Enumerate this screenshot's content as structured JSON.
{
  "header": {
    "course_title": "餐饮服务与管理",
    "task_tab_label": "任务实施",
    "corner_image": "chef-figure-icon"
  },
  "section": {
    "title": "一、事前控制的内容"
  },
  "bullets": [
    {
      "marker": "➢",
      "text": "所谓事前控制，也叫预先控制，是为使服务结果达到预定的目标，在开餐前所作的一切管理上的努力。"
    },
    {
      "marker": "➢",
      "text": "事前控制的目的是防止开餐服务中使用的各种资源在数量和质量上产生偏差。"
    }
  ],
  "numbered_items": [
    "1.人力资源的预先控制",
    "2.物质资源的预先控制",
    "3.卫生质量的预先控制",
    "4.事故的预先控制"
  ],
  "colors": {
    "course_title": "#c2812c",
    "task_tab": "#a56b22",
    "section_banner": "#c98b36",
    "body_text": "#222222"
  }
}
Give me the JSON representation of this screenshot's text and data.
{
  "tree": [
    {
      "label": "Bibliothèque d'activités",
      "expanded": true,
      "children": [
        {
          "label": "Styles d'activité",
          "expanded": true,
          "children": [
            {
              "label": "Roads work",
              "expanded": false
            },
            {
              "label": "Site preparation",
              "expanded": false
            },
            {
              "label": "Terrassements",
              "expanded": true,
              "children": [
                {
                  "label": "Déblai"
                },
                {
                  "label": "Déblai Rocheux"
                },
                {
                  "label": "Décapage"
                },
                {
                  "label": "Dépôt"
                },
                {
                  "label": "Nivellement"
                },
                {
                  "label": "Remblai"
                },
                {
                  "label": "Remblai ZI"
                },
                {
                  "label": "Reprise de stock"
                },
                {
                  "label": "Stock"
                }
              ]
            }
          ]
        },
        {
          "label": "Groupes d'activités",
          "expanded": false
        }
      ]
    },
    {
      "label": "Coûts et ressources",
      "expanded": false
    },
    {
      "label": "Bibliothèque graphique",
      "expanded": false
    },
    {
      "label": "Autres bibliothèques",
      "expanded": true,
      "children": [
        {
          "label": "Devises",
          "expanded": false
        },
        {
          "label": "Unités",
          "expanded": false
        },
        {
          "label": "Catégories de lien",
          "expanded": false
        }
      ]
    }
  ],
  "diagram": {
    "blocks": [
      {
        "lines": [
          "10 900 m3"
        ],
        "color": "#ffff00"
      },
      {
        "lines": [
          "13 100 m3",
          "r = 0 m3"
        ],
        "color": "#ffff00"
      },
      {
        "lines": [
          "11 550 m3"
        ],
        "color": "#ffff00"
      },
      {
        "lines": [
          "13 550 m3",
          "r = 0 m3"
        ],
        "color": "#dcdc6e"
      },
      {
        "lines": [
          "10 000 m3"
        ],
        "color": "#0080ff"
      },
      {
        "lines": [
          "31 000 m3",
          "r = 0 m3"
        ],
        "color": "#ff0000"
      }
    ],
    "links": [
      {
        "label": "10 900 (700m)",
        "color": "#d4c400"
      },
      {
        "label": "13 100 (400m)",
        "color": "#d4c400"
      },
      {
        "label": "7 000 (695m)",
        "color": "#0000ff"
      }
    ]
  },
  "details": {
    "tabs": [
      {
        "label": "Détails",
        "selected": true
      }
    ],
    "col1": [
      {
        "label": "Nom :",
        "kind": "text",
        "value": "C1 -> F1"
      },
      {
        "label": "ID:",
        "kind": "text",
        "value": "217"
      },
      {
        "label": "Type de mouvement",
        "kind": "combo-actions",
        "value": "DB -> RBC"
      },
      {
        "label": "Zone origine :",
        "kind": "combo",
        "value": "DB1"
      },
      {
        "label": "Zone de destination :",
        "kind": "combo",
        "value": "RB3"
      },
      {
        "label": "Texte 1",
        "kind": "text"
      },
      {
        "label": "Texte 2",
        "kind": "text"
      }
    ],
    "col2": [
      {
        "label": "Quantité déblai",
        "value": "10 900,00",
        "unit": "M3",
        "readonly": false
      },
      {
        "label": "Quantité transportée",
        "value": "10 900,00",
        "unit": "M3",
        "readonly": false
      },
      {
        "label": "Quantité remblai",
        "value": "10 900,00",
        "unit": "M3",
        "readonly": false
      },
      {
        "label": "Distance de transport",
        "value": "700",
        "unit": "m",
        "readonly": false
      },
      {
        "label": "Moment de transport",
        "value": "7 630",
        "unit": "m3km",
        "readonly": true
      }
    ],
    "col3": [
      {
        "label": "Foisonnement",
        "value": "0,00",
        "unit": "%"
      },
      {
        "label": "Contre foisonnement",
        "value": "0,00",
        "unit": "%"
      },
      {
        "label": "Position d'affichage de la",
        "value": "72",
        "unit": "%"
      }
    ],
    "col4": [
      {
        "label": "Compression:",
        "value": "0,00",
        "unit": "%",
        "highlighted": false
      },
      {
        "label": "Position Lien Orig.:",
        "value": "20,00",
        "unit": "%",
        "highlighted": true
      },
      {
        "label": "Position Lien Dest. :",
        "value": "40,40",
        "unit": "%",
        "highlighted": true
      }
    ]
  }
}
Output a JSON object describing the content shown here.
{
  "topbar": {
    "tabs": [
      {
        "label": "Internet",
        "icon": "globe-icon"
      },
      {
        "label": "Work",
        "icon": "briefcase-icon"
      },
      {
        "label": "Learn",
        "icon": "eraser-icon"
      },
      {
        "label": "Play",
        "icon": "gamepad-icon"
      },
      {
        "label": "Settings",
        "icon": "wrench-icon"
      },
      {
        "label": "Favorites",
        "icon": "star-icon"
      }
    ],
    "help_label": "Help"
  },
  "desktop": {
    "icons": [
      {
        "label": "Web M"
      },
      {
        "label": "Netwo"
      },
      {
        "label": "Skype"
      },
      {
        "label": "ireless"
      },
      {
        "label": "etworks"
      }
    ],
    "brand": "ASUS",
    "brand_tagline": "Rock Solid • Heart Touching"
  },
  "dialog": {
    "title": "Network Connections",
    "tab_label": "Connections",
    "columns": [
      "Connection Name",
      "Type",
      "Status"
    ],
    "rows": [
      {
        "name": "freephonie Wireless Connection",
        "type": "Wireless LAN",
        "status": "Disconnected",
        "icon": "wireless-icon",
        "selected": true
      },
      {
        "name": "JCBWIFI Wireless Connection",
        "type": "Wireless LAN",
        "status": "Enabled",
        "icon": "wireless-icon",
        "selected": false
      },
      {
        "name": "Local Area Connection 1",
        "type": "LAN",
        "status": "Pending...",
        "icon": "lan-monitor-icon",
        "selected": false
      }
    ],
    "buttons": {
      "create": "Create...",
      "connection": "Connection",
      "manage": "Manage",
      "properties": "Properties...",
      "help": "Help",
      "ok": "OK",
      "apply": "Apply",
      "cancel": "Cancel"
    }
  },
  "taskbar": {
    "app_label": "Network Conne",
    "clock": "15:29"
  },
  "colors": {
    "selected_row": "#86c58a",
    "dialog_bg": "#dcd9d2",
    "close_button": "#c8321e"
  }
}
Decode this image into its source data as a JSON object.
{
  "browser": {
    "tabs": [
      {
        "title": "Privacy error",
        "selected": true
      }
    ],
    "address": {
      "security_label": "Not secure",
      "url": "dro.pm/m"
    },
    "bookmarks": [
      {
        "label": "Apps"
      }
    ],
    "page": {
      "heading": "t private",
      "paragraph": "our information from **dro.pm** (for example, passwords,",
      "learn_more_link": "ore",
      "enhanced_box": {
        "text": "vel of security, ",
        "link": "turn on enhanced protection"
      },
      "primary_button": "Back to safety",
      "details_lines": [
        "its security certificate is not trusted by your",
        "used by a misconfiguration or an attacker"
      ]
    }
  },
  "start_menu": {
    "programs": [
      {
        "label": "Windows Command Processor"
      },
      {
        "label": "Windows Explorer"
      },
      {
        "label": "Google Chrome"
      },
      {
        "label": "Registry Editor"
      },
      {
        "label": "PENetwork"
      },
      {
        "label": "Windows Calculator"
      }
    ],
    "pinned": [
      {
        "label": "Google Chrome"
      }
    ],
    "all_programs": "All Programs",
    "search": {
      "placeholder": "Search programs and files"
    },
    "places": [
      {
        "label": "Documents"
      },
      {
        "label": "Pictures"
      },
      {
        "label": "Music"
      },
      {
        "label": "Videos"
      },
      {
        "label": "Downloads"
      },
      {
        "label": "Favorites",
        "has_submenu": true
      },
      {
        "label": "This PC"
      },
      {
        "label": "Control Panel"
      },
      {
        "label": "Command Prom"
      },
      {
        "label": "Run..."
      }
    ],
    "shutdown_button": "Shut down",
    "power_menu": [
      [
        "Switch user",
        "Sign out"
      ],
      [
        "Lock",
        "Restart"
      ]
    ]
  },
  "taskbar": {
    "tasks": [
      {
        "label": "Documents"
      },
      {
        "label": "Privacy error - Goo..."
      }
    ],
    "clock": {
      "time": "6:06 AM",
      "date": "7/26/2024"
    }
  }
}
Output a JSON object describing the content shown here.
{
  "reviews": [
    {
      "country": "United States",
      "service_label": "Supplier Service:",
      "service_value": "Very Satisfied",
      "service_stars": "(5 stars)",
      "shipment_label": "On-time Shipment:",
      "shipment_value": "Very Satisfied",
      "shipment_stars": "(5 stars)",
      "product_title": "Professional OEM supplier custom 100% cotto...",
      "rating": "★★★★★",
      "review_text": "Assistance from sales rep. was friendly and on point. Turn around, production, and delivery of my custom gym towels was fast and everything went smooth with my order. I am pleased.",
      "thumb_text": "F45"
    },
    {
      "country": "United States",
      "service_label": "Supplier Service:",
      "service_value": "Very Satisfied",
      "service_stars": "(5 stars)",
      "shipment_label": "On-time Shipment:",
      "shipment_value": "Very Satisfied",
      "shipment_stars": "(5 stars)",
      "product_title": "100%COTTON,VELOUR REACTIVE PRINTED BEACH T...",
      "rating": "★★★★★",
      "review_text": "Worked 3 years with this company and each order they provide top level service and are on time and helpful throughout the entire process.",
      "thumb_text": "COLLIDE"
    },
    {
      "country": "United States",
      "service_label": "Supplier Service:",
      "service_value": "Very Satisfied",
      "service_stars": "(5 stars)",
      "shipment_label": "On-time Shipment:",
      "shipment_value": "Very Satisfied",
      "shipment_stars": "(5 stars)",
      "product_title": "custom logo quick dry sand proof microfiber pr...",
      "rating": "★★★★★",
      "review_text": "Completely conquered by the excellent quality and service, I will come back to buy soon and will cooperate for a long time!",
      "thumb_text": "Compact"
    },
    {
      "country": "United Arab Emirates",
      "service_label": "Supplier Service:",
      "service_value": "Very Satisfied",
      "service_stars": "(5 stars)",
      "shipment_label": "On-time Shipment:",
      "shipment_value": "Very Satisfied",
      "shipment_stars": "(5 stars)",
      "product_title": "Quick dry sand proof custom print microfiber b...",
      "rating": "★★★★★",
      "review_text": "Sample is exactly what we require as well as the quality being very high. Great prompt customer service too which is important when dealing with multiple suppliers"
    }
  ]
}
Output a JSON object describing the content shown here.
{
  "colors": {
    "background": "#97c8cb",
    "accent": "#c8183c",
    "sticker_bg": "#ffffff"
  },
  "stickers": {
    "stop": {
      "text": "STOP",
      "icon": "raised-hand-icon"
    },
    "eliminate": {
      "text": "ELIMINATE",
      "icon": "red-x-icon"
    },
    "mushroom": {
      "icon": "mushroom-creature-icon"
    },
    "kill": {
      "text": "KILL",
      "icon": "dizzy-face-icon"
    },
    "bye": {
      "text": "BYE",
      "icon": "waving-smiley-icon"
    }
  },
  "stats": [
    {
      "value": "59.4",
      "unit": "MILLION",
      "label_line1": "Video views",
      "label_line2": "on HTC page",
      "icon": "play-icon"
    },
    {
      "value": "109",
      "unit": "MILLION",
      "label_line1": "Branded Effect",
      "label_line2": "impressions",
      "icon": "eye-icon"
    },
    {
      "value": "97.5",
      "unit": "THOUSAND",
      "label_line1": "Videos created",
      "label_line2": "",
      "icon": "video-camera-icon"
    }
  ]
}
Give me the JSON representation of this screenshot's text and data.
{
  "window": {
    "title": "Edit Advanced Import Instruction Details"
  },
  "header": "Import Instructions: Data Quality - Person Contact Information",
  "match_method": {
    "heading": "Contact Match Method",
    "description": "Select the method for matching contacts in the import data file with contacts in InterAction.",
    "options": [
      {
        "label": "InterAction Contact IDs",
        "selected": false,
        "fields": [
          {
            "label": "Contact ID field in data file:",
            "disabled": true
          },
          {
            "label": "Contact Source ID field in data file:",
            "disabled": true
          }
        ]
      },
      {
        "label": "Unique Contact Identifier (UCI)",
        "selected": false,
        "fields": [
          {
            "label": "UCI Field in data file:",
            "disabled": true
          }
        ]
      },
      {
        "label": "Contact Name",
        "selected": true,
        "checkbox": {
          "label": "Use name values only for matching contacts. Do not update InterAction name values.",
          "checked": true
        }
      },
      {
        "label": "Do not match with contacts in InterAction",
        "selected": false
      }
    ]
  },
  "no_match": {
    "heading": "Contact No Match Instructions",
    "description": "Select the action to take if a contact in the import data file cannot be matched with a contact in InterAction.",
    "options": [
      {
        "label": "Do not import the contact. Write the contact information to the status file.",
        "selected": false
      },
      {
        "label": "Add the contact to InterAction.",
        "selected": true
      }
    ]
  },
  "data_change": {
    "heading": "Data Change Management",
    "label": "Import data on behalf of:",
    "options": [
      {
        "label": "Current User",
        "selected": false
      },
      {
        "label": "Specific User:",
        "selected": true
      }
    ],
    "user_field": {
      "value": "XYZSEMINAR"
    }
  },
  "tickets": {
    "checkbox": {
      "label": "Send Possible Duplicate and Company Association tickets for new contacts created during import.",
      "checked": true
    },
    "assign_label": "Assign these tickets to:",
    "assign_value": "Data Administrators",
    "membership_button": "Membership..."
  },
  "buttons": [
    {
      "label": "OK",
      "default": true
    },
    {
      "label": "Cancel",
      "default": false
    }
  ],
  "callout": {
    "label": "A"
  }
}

........

TASK PROMPT — Show each line of the listing that holds the string "heading".

COMPLETE RESPONSE —
      "heading": "t private",
    "heading": "Contact Match Method",
    "heading": "Contact No Match Instructions",
    "heading": "Data Change Management",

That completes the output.